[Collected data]

• • • •

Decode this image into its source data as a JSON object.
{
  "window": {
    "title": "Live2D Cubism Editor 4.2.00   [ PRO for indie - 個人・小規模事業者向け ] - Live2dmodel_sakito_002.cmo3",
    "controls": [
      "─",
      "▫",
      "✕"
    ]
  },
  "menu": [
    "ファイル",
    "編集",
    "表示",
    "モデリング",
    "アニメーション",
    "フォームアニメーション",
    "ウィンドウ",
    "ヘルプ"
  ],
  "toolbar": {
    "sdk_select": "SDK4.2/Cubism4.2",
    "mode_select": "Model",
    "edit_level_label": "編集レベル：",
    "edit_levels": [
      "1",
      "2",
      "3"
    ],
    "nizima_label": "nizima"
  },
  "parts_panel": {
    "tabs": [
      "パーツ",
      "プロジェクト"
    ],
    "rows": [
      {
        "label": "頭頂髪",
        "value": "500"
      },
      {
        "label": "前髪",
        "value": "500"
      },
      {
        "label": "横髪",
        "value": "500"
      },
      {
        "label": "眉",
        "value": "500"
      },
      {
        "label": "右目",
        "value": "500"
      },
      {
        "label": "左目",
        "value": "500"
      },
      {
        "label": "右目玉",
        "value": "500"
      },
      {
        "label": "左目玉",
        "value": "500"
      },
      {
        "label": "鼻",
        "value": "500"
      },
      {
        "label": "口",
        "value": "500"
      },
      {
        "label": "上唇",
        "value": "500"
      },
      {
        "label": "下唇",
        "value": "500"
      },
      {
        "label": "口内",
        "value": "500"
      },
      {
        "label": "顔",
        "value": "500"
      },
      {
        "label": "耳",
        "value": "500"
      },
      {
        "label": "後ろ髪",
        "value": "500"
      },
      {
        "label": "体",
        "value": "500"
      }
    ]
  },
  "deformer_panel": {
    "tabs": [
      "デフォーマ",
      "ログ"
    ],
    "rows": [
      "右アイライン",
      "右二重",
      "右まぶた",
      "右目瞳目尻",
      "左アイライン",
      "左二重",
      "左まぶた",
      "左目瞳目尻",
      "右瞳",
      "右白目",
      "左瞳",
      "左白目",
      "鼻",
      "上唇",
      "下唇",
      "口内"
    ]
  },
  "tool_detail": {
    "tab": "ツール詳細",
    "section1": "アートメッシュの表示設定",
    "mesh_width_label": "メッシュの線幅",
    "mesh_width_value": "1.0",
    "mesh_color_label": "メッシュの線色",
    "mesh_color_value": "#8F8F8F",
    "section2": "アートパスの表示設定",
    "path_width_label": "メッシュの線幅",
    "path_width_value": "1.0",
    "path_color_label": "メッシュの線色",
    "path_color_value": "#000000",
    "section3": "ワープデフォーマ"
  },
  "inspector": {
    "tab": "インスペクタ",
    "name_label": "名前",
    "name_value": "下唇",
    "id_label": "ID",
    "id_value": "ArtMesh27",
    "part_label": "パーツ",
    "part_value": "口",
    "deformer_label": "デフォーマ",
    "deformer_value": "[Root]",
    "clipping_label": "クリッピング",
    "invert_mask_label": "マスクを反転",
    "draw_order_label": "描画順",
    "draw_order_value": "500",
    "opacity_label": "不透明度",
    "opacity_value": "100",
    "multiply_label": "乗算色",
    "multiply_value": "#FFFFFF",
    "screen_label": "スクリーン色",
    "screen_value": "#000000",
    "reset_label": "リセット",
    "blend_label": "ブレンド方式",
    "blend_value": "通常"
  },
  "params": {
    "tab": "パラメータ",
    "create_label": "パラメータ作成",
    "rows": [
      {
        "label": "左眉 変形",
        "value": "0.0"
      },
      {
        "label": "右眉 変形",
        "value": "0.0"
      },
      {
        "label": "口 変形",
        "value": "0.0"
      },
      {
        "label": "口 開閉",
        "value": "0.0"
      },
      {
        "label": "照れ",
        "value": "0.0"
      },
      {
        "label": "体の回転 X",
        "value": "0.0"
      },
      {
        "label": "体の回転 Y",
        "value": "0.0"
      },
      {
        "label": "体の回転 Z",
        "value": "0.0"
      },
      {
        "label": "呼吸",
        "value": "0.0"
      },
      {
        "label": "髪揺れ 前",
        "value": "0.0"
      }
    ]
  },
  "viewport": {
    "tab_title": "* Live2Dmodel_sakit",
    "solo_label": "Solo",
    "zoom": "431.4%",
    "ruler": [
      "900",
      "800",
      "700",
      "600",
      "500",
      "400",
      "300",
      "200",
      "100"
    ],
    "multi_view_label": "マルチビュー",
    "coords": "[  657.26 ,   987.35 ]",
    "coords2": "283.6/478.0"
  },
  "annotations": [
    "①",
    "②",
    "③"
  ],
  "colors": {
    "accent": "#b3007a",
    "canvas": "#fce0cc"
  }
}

• • • •

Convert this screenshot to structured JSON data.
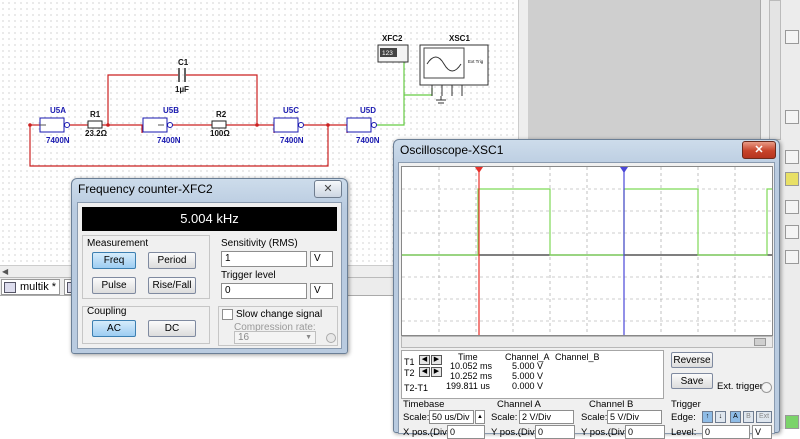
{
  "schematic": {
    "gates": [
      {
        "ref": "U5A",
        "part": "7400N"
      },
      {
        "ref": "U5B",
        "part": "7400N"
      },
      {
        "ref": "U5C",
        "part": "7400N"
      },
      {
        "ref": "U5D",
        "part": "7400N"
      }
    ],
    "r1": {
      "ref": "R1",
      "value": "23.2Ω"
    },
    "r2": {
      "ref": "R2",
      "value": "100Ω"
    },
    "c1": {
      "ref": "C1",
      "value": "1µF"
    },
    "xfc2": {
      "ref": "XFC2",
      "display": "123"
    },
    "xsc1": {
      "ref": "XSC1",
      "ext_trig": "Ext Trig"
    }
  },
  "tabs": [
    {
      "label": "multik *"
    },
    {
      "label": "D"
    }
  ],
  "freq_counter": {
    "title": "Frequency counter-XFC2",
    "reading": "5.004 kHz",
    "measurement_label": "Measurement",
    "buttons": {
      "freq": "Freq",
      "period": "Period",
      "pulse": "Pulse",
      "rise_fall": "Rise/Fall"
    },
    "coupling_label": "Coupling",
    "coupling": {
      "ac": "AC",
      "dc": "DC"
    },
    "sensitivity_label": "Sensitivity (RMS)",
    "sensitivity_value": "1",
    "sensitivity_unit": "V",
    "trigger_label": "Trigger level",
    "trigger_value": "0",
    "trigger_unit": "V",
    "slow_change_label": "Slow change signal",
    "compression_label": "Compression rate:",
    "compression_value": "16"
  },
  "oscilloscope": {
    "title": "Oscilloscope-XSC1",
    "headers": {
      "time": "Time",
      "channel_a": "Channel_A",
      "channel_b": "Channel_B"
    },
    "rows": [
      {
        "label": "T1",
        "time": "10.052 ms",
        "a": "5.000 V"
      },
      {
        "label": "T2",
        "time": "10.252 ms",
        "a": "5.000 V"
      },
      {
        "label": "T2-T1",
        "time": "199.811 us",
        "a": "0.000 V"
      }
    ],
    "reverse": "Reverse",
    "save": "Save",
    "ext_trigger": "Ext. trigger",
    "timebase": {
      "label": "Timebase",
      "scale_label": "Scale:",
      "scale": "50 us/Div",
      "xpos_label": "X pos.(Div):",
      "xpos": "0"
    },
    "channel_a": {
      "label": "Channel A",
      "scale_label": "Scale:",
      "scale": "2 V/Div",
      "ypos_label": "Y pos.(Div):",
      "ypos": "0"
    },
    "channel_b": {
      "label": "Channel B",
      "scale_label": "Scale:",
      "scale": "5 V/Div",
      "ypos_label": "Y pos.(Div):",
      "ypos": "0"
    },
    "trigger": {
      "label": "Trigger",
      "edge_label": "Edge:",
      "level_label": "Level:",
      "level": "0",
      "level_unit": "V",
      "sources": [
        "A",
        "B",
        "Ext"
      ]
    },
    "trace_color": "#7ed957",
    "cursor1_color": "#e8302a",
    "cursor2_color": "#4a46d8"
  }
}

• • • •

Stated task
Find and copy each line above that includes the string "メッシュの線色".

Result
    "mesh_color_label": "メッシュの線色",
    "path_color_label": "メッシュの線色",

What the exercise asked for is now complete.